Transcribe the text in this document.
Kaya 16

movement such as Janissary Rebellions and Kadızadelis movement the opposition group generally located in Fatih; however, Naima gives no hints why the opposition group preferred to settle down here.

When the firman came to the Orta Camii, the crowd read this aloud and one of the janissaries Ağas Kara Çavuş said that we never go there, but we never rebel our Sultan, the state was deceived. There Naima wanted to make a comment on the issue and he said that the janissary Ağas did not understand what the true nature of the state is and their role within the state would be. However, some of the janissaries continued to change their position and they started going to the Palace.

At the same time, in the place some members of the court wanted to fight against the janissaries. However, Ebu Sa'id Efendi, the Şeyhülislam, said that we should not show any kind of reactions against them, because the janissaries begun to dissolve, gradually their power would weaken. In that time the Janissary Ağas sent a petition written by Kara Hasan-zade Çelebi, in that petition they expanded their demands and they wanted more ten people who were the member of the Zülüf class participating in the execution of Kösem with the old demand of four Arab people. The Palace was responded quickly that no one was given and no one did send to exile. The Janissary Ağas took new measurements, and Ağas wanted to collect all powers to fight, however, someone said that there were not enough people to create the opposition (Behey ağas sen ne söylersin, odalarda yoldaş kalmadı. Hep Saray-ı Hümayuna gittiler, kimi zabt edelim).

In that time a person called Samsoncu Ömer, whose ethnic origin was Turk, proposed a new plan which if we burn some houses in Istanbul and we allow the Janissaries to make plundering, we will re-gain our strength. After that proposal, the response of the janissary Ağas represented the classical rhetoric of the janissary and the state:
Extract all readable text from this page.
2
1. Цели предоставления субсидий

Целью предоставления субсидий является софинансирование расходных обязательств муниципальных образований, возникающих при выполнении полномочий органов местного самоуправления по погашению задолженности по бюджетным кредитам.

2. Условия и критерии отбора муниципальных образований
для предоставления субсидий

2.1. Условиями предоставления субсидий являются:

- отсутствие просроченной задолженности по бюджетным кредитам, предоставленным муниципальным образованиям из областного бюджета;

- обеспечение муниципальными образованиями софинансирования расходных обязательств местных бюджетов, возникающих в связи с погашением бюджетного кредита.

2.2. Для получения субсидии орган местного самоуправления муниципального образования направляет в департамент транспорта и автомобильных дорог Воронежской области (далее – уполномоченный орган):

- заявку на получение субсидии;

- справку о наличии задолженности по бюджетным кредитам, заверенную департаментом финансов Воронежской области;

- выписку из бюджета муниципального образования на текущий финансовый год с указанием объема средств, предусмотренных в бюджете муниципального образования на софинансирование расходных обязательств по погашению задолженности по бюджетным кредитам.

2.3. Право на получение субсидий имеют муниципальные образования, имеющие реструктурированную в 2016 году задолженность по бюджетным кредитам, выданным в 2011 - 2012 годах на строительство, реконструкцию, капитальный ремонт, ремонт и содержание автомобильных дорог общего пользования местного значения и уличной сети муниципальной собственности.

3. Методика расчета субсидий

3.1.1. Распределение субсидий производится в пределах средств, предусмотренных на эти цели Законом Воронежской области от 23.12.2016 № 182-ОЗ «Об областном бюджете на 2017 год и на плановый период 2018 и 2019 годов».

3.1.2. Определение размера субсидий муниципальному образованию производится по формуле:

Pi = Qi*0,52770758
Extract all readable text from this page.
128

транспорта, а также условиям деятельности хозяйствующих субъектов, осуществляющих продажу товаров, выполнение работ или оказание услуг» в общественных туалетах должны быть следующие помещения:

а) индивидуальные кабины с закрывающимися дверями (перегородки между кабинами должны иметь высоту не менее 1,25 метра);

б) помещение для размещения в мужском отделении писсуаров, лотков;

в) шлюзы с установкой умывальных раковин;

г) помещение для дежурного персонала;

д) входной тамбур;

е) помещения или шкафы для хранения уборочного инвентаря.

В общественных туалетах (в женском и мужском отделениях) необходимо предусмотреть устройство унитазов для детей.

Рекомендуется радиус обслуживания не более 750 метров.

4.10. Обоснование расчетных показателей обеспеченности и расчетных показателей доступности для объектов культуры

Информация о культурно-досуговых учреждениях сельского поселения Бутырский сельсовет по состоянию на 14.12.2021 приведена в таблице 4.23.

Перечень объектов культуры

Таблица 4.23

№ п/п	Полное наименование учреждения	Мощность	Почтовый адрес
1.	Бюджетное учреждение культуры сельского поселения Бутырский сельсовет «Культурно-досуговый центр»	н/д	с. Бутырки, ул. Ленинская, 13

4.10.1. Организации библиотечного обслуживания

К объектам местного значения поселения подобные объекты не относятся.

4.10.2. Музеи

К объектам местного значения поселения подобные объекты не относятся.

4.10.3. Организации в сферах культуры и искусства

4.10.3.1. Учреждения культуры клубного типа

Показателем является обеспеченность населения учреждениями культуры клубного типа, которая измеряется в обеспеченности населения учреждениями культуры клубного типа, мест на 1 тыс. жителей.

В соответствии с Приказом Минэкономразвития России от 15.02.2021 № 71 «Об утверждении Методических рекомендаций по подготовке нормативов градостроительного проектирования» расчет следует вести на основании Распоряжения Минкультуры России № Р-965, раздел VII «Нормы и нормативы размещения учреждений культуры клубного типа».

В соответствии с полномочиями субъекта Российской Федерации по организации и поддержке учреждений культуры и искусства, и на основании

━━━━━━━━━━

• **WHAT IS REQUIRED**
Across the material above, count every line holding "муниципальных" and write down only the number.

• **TASK RESULT**
2